__Goal of the exercise__. Gather up the lines with the word "zazní" in them.

__Stored records__.
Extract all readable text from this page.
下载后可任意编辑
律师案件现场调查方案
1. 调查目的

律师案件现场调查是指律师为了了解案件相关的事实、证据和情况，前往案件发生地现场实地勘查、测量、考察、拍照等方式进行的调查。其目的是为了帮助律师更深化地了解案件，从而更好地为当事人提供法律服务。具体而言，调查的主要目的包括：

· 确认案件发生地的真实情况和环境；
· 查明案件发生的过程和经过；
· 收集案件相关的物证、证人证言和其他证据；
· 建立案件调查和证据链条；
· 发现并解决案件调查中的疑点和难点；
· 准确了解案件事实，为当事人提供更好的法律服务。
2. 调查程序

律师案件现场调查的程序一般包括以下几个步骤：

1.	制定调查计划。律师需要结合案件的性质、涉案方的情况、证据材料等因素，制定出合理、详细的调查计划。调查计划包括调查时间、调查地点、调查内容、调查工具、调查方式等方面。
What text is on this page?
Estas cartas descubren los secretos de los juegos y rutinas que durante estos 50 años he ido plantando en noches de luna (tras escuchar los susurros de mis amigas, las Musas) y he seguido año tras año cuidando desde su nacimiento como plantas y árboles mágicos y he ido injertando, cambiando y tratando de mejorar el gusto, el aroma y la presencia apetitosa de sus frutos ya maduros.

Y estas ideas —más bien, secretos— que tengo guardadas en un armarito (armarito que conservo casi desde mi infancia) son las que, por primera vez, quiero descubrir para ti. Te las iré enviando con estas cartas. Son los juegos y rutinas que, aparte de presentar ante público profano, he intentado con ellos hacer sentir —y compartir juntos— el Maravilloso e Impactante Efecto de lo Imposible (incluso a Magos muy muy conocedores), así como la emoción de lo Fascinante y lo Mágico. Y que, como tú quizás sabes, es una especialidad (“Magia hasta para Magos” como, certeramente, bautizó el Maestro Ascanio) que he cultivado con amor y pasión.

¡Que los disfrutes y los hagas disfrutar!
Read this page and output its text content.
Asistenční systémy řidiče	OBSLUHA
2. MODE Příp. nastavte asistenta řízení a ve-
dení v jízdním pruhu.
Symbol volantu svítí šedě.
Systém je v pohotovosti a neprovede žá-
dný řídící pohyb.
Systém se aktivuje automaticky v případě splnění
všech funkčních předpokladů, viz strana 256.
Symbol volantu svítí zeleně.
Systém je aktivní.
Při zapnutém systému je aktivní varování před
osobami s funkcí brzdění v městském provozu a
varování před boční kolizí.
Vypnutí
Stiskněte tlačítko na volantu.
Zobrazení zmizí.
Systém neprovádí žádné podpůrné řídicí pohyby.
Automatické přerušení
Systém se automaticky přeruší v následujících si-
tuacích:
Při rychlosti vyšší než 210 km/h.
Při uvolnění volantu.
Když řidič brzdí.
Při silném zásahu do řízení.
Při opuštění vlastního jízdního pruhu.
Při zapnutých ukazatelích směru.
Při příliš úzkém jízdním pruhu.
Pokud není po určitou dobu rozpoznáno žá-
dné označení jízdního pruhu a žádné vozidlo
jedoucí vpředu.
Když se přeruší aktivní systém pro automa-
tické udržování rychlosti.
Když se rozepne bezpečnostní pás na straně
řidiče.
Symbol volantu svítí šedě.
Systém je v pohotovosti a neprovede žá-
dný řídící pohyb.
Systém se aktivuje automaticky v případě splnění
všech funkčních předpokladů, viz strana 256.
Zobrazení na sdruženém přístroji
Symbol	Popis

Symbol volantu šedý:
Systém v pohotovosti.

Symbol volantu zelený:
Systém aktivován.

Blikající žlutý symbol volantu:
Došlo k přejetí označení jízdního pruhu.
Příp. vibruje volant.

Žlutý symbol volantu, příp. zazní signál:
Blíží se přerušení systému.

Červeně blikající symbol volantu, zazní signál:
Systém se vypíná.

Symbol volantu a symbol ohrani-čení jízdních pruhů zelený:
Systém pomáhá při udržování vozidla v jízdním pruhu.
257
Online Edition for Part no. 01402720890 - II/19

__Written response__.
Žlutý symbol volantu, příp. zazní signál:
Červeně blikající symbol volantu, zazní signál:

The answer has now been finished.